• [WORK TO BE COMPLETED] Count the lines containing "Bornéo". Give the number alone.

• [EXERCISE MATERIALS]
=-=-=

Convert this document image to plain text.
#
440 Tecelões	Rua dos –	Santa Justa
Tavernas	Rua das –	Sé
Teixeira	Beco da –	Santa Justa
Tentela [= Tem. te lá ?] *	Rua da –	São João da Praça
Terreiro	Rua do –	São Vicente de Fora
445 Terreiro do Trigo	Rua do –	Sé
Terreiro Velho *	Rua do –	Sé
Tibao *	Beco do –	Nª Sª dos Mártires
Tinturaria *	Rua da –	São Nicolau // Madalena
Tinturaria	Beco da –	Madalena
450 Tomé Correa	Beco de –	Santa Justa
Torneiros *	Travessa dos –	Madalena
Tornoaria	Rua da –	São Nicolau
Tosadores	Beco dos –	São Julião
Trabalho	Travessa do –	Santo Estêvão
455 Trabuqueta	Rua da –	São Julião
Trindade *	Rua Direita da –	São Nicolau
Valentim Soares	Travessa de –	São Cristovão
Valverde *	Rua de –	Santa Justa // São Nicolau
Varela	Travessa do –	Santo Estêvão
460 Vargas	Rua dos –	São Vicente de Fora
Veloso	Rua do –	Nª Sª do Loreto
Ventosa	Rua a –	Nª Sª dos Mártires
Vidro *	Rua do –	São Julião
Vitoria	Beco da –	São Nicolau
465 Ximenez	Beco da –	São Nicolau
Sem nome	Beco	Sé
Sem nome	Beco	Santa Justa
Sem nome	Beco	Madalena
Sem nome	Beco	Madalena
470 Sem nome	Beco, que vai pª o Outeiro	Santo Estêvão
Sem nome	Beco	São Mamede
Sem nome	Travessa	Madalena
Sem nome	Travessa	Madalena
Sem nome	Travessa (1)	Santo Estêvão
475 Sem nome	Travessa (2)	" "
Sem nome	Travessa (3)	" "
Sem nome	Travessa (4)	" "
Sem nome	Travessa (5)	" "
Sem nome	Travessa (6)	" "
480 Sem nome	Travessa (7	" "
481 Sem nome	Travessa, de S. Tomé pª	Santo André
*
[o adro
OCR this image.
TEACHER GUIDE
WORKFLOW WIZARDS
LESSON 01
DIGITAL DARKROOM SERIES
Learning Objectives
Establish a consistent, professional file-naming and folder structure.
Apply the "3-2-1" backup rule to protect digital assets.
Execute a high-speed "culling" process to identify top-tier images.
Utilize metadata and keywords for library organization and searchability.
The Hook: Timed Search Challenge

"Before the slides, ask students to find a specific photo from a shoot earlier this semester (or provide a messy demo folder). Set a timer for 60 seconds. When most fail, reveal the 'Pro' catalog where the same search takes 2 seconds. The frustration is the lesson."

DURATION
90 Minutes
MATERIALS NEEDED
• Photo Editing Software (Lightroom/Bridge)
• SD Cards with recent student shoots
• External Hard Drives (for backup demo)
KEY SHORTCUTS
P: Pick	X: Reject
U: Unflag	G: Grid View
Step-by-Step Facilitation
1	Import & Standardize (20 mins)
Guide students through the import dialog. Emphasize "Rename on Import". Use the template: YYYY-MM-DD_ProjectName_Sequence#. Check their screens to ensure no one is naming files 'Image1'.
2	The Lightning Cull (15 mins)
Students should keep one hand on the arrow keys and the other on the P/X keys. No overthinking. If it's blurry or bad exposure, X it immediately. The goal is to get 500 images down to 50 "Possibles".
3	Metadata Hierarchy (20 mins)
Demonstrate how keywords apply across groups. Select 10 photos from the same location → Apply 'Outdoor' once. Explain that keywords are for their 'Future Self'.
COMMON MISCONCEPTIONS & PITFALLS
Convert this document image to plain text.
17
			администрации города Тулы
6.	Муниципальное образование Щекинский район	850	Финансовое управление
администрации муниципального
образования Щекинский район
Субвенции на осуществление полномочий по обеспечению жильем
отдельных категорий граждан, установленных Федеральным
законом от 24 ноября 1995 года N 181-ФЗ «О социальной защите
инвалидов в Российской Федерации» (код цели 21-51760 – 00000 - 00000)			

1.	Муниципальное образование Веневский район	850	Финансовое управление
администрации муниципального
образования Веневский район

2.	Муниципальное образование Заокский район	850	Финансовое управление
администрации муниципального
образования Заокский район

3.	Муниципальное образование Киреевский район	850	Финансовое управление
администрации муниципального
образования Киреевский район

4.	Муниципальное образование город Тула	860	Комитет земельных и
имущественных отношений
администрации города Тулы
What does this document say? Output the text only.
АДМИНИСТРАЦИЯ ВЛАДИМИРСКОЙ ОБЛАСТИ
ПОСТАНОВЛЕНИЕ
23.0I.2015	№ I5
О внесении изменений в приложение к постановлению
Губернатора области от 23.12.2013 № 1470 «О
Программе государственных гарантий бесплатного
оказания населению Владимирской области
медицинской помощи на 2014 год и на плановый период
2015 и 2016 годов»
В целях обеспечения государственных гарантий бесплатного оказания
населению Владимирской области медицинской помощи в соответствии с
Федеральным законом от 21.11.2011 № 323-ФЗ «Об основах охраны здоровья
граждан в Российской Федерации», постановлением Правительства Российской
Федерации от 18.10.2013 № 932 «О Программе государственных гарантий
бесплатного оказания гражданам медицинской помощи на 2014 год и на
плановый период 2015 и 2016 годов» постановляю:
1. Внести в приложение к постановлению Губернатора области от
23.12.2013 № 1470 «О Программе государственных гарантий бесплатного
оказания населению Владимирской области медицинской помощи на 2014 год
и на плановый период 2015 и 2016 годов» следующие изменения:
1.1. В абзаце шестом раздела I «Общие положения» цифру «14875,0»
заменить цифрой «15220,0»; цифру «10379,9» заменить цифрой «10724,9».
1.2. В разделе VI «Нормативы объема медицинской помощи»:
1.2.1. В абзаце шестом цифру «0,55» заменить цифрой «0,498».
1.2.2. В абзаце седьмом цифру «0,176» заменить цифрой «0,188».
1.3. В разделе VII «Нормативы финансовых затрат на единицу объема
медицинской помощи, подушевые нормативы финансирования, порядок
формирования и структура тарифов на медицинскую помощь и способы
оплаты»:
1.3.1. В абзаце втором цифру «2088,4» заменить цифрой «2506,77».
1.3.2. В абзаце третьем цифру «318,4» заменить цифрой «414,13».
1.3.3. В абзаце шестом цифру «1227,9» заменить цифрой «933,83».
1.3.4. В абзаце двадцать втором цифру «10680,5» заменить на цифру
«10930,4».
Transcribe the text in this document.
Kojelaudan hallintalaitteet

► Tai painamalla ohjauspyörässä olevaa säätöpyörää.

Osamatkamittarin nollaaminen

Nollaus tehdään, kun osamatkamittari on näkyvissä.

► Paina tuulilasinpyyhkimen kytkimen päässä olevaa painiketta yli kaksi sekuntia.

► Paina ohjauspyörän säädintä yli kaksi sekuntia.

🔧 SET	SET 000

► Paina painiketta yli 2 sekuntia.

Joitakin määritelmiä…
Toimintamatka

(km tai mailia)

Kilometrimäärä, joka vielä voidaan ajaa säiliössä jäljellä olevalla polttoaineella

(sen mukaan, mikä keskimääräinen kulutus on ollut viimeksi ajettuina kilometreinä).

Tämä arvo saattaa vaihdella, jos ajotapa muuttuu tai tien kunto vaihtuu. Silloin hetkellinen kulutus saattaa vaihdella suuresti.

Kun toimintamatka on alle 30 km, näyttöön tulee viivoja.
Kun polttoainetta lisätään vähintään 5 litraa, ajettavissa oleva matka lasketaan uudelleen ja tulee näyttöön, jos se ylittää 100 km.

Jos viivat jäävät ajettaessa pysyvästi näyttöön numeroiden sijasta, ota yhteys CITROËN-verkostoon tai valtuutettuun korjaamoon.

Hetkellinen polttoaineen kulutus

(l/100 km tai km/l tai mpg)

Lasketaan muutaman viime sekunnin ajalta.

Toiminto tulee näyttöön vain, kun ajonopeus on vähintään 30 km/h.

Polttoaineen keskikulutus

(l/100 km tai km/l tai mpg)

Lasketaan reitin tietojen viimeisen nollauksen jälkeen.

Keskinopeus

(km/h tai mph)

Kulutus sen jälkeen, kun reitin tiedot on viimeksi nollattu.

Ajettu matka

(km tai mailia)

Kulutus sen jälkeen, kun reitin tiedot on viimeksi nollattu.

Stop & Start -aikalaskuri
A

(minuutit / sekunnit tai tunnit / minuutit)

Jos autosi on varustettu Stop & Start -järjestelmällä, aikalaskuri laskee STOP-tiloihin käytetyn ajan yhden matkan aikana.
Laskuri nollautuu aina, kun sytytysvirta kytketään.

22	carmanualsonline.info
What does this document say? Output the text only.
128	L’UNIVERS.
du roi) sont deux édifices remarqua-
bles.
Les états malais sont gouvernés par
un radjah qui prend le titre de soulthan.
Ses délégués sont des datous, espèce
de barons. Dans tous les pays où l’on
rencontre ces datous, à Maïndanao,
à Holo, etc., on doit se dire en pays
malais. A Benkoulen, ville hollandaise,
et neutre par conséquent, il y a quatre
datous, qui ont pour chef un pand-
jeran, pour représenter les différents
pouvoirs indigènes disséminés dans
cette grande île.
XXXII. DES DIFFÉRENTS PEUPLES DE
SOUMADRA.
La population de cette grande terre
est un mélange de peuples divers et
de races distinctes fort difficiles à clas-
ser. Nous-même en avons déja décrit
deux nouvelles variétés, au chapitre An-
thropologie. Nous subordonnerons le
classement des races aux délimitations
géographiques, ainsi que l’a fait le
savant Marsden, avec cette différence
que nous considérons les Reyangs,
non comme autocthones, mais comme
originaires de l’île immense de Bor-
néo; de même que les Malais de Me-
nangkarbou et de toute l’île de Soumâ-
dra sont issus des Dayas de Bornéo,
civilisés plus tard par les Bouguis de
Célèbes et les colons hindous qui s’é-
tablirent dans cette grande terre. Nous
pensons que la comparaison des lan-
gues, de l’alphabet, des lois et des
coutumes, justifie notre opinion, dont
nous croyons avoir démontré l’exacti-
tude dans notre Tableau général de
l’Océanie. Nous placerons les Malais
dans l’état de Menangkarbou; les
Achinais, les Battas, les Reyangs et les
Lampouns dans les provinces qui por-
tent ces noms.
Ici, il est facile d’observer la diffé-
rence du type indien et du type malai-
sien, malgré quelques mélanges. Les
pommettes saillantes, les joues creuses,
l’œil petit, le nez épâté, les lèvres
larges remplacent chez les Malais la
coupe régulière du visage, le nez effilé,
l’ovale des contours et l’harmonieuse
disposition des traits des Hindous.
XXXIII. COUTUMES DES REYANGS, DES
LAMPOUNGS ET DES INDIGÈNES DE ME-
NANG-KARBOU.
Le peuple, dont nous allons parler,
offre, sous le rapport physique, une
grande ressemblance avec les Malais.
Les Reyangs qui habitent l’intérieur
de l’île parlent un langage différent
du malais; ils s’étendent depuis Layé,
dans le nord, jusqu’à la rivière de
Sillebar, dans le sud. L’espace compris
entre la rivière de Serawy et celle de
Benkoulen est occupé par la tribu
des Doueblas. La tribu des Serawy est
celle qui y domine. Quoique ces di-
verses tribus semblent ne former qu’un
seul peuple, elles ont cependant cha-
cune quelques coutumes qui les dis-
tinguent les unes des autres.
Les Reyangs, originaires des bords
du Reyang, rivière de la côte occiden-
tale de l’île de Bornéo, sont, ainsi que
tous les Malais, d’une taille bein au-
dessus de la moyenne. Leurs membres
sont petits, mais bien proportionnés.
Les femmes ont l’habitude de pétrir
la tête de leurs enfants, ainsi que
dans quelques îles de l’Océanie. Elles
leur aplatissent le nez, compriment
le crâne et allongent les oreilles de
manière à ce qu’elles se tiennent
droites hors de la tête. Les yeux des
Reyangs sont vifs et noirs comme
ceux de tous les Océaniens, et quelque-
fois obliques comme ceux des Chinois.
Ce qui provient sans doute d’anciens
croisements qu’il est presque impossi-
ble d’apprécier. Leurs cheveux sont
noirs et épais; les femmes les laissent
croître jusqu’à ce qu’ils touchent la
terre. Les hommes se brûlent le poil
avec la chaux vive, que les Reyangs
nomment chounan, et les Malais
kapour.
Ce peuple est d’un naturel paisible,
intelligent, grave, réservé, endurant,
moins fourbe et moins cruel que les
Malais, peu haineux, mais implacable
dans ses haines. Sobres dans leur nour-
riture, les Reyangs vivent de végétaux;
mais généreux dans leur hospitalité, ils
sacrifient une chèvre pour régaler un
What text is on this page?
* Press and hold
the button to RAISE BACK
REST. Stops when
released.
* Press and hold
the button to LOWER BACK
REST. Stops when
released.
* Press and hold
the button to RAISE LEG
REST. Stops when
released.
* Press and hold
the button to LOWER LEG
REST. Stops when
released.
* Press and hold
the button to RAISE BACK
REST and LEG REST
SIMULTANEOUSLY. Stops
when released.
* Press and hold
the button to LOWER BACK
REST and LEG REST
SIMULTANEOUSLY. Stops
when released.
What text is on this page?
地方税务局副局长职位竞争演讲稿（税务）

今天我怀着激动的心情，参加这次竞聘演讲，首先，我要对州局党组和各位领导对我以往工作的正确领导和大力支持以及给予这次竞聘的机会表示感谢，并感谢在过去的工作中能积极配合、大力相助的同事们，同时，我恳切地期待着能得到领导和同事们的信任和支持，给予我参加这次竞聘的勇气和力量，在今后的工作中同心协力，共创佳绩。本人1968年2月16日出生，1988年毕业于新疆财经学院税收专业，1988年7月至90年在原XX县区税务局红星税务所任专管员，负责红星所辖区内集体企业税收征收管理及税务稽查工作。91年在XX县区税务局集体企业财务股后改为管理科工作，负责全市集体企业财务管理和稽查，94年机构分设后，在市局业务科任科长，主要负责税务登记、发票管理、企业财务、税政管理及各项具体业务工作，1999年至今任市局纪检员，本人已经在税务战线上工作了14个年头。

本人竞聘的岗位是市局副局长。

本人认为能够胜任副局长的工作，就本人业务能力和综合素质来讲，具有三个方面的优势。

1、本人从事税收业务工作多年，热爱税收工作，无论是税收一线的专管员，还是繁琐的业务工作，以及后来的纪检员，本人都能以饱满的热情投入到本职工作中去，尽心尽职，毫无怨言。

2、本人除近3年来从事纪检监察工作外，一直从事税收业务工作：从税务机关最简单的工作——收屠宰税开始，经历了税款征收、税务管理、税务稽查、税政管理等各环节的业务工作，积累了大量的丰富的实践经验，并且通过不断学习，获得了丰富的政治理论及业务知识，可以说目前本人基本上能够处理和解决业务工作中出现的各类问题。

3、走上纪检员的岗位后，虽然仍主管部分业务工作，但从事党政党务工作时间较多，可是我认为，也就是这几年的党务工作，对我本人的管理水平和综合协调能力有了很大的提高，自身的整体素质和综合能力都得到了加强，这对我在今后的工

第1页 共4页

=-=-=

• [RESULT BELOW] 2